## [TASK BRIEF]
Lines containing the word "data" are the ones to copy from the records below.
'''
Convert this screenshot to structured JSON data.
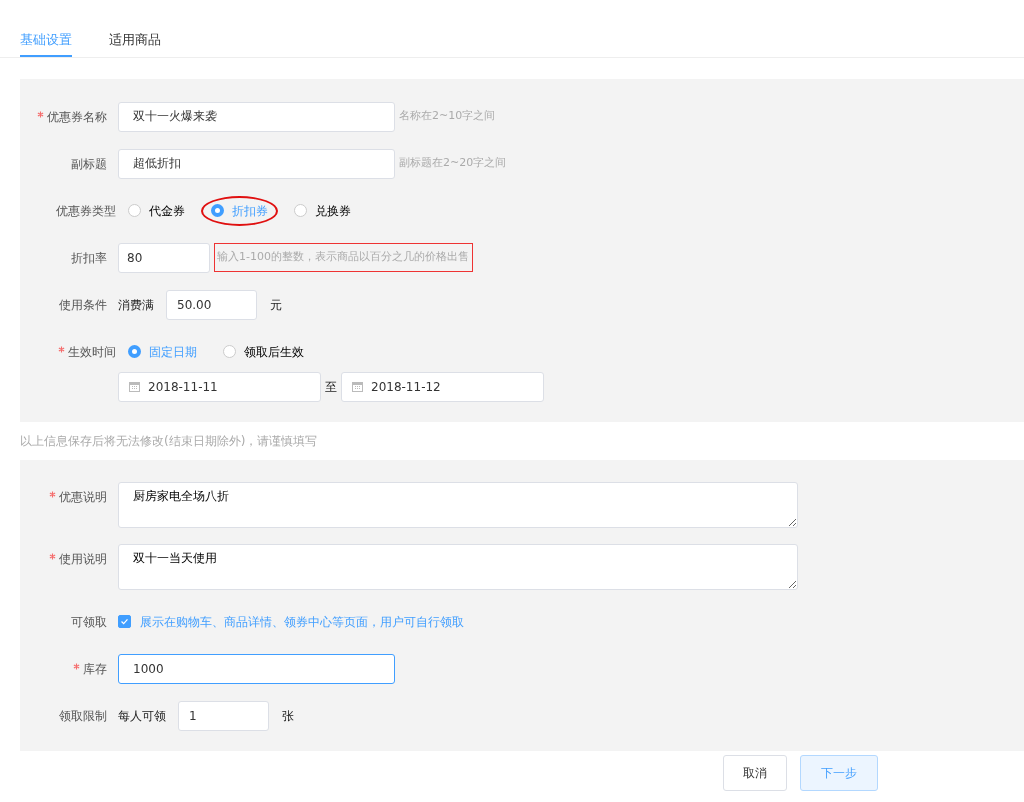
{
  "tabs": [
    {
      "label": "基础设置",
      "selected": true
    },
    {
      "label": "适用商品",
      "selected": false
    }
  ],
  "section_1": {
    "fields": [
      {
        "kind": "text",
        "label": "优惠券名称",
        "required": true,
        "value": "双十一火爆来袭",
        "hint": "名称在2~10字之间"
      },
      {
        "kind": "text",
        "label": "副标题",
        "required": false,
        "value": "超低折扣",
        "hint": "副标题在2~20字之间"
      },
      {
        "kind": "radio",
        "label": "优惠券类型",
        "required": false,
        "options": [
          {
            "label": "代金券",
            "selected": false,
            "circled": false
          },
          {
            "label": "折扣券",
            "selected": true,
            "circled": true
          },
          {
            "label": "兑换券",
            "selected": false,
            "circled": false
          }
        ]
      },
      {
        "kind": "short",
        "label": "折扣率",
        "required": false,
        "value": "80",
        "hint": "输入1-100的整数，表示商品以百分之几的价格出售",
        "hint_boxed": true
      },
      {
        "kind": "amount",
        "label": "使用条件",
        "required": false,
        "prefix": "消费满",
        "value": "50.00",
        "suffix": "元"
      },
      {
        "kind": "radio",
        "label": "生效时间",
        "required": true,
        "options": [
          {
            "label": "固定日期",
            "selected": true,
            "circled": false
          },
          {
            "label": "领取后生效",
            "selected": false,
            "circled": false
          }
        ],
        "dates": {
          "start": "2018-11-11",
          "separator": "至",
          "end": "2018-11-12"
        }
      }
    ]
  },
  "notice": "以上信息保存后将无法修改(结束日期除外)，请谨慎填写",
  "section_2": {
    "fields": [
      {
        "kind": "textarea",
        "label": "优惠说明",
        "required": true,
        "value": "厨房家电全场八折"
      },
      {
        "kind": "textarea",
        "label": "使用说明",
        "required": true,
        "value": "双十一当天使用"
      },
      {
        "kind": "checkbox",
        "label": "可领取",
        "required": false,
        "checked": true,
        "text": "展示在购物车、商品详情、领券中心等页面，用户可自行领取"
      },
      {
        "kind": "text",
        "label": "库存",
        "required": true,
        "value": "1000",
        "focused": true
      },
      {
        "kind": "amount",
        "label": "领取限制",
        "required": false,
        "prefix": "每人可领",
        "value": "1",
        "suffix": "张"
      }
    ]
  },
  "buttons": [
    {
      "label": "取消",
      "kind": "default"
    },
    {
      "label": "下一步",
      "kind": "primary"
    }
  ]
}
'''
'''
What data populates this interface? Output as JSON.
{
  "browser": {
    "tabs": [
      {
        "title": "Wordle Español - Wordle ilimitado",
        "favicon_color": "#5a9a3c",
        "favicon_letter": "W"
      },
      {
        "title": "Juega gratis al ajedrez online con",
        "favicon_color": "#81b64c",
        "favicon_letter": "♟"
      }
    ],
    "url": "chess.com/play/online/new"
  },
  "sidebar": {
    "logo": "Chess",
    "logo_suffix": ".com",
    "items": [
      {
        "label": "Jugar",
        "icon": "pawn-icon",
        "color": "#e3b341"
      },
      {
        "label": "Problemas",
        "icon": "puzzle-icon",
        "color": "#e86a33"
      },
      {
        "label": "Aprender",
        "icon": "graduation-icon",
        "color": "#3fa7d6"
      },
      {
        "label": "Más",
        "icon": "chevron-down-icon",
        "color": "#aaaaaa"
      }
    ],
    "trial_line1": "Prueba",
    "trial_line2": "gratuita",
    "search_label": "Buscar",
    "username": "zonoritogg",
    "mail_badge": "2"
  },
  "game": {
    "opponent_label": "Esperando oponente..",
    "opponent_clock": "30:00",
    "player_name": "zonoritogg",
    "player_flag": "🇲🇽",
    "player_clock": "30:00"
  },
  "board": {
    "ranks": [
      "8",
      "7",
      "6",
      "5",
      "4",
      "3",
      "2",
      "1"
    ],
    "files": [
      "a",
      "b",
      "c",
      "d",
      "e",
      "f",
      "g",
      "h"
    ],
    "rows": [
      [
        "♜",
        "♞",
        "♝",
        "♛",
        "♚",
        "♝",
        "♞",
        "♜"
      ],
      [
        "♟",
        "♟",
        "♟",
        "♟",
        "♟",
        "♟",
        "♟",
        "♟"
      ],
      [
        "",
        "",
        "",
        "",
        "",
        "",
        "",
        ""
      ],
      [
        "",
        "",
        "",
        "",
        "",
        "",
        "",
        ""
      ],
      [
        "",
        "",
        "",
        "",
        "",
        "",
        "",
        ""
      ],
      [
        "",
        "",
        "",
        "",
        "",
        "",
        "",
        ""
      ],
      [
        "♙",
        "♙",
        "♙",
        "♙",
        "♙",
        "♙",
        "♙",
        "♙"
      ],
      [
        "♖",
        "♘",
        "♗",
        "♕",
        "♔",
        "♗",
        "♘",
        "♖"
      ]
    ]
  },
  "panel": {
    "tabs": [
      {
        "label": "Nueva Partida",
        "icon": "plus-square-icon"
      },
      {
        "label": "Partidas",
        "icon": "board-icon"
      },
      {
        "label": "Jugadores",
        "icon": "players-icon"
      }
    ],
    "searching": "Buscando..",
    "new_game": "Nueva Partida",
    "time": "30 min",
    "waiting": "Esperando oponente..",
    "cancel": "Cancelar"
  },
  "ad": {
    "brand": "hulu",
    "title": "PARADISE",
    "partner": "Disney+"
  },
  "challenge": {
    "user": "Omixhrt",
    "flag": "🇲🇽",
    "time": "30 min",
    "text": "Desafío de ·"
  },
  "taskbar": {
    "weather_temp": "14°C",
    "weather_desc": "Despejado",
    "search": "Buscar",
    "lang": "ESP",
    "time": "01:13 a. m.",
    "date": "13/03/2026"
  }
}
'''
## [TASK RESPONSE]
Convert this screenshot to structured JSON data.
What data populates this interface? Output as JSON.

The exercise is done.